*Su objetivo:*
Reproduzca sin cambios el tramo del material que va desde la línea que contiene "spanish-paragraph-participants: Pedimos a" hasta la línea que contiene "spanish-receive-item: Evaluaciones en", ambas incluidas.

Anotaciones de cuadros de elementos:
§ §
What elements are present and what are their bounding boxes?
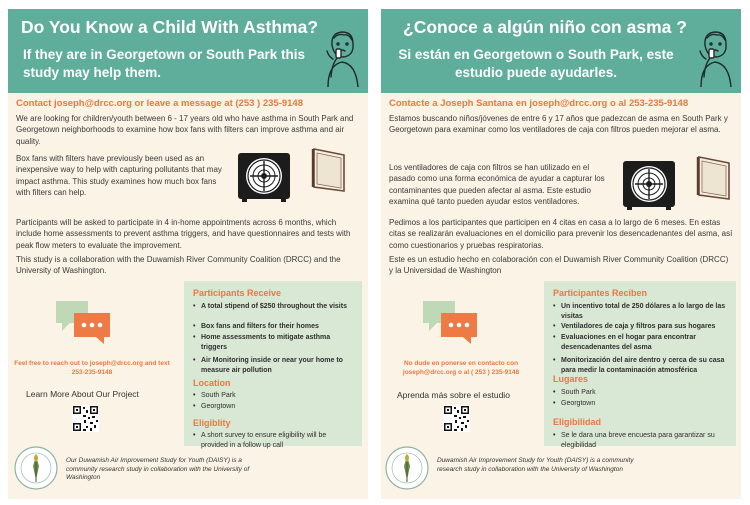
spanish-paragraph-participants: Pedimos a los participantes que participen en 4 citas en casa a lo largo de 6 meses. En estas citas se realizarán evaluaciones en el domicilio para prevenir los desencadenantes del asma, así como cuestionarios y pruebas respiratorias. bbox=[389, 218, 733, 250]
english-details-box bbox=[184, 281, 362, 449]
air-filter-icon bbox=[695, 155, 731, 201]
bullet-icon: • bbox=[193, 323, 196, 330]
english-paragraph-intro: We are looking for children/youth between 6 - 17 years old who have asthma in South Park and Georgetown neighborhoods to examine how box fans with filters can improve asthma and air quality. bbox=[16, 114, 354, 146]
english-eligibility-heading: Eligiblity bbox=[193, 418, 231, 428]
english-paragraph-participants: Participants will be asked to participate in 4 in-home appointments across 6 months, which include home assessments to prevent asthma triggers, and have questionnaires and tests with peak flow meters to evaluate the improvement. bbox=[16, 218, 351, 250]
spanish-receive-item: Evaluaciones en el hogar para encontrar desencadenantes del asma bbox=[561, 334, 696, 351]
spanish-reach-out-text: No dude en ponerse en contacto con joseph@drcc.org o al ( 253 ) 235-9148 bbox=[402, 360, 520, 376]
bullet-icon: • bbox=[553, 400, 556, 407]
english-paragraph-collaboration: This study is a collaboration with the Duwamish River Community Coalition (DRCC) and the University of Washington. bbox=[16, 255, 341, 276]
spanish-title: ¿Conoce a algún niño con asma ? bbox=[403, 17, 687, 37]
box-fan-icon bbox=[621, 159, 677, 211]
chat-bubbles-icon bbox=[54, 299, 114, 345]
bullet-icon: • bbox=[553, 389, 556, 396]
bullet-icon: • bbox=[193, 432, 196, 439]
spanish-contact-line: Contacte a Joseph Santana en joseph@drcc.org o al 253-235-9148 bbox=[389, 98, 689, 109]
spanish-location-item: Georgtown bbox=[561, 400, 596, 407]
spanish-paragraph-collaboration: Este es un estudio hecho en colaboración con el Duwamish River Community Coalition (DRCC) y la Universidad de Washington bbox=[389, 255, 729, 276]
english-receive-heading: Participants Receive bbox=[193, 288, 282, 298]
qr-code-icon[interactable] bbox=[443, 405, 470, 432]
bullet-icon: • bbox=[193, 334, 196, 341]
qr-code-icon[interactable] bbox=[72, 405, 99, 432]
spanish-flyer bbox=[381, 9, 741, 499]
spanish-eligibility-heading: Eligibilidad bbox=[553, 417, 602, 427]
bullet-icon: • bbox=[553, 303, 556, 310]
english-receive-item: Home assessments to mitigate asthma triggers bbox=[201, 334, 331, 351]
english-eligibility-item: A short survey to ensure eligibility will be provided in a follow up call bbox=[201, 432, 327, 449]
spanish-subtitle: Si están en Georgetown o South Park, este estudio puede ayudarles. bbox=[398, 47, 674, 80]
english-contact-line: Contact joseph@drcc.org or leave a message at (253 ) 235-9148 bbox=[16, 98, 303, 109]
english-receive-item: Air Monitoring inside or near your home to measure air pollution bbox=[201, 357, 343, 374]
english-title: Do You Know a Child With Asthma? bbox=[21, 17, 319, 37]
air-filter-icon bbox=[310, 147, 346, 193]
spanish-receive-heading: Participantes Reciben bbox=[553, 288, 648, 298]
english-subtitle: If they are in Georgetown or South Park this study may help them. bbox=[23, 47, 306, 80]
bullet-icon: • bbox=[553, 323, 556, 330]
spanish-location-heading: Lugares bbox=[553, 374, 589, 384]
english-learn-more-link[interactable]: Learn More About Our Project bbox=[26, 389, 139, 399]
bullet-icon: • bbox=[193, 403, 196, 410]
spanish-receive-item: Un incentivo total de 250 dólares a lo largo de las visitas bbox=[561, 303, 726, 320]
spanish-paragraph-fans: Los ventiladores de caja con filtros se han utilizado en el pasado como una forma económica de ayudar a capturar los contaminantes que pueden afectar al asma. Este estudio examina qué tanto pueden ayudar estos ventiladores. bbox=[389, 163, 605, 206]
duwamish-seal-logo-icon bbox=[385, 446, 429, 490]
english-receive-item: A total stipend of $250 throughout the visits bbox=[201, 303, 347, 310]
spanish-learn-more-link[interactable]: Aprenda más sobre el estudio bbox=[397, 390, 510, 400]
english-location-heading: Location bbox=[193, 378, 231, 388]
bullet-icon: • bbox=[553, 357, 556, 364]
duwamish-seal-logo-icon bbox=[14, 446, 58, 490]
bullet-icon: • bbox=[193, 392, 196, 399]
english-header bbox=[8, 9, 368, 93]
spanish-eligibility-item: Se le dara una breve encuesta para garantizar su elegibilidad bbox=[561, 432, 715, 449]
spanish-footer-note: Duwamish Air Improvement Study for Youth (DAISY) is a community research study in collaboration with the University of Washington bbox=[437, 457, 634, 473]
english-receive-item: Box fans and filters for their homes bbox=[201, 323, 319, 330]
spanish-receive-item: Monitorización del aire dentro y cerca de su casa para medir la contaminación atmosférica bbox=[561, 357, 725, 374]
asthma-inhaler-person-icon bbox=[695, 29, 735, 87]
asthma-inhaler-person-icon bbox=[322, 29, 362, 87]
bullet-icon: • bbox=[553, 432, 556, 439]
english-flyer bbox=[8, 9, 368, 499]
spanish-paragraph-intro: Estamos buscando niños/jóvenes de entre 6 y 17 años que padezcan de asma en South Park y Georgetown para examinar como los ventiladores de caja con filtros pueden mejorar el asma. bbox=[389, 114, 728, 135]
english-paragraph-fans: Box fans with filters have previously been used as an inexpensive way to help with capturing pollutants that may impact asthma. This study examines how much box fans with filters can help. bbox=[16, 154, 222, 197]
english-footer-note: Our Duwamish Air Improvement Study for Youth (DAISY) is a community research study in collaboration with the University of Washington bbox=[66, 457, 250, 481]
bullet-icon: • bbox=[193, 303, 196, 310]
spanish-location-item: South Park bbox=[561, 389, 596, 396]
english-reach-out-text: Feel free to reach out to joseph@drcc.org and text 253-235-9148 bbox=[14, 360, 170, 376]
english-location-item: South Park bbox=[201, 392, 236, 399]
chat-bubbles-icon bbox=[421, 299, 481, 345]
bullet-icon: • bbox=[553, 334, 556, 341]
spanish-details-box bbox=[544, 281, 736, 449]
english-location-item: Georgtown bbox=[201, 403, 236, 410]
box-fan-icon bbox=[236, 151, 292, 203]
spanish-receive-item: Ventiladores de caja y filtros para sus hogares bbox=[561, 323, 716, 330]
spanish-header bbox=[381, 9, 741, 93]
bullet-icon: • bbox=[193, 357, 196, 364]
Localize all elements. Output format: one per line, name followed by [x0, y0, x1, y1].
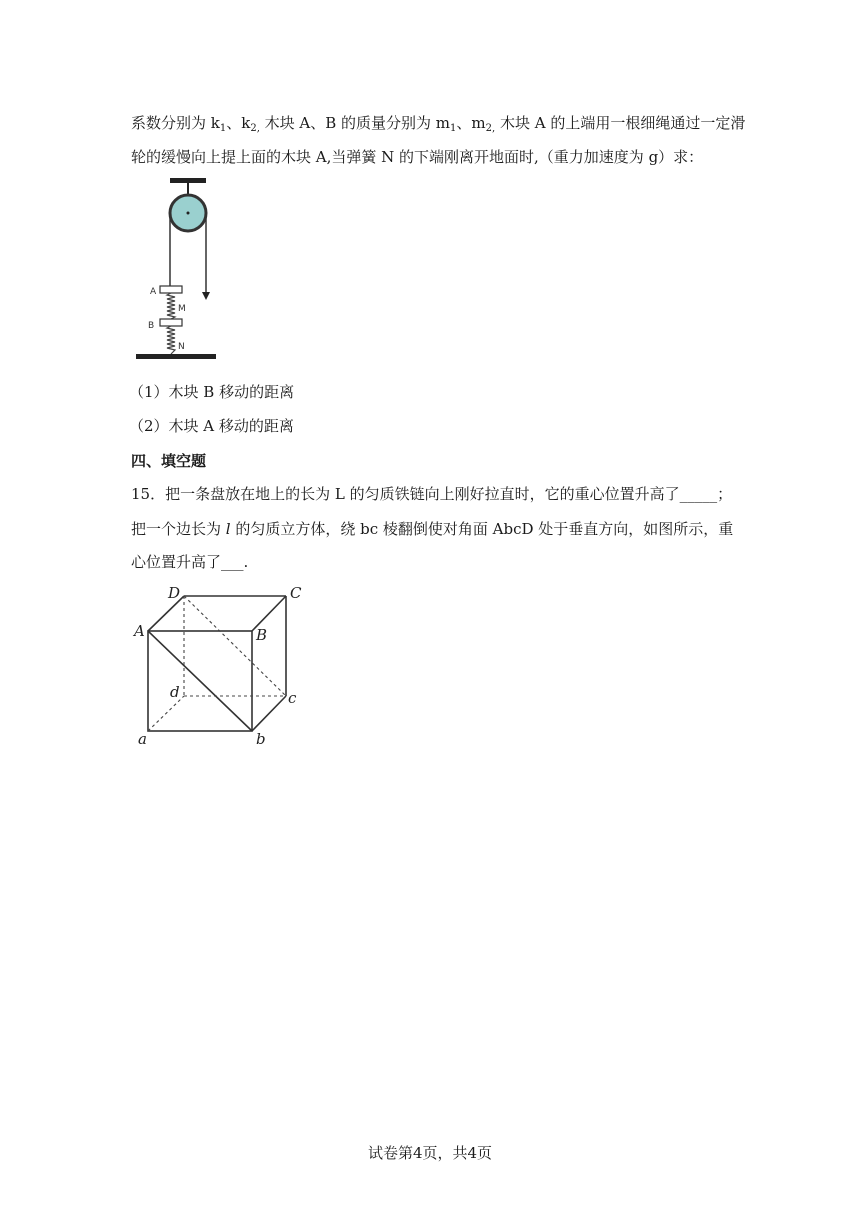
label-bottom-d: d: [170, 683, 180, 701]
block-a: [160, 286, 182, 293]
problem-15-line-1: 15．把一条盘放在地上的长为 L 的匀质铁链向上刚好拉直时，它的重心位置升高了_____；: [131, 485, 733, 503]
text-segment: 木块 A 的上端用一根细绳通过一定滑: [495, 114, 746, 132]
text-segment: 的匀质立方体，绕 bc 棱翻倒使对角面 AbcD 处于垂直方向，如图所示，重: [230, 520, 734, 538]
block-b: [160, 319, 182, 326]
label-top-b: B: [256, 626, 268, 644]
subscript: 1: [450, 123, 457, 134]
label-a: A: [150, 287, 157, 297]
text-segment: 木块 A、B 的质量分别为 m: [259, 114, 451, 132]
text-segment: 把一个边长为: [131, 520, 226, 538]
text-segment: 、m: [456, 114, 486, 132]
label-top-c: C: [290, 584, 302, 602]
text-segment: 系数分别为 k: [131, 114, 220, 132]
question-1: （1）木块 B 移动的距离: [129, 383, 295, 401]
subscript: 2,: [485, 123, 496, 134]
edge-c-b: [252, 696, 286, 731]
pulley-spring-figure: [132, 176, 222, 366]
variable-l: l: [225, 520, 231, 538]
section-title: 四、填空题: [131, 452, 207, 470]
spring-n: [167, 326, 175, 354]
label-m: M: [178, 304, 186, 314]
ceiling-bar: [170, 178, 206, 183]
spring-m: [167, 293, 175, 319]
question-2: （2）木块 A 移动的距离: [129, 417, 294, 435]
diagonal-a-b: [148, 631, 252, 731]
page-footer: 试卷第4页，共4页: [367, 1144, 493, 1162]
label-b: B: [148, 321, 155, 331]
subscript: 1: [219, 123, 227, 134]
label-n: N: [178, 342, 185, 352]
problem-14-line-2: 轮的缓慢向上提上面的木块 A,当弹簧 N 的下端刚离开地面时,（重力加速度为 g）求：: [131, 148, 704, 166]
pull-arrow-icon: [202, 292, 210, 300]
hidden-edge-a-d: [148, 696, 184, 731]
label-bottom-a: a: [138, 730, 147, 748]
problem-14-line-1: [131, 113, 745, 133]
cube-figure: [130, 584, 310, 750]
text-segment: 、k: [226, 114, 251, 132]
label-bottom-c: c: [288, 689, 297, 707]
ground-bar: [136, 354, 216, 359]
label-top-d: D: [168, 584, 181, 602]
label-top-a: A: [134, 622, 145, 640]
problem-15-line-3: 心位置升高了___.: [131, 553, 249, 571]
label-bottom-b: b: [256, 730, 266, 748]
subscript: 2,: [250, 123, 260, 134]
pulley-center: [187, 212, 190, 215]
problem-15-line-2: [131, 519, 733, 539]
§ §
*Resultado del ejercicio:*
spanish-paragraph-participants: Pedimos a los participantes que participen en 4 citas en casa a lo largo de 6 meses. En estas citas se realizarán evaluaciones en el domicilio para prevenir los desencadenantes del asma, así como cuestionarios y pruebas respiratorias. bbox=[389, 218, 733, 250]
english-details-box bbox=[184, 281, 362, 449]
air-filter-icon bbox=[695, 155, 731, 201]
bullet-icon: • bbox=[193, 323, 196, 330]
english-paragraph-intro: We are looking for children/youth between 6 - 17 years old who have asthma in South Park and Georgetown neighborhoods to examine how box fans with filters can improve asthma and air quality. bbox=[16, 114, 354, 146]
english-eligibility-heading: Eligiblity bbox=[193, 418, 231, 428]
english-paragraph-participants: Participants will be asked to participate in 4 in-home appointments across 6 months, which include home assessments to prevent asthma triggers, and have questionnaires and tests with peak flow meters to evaluate the improvement. bbox=[16, 218, 351, 250]
spanish-receive-item: Evaluaciones en el hogar para encontrar desencadenantes del asma bbox=[561, 334, 696, 351]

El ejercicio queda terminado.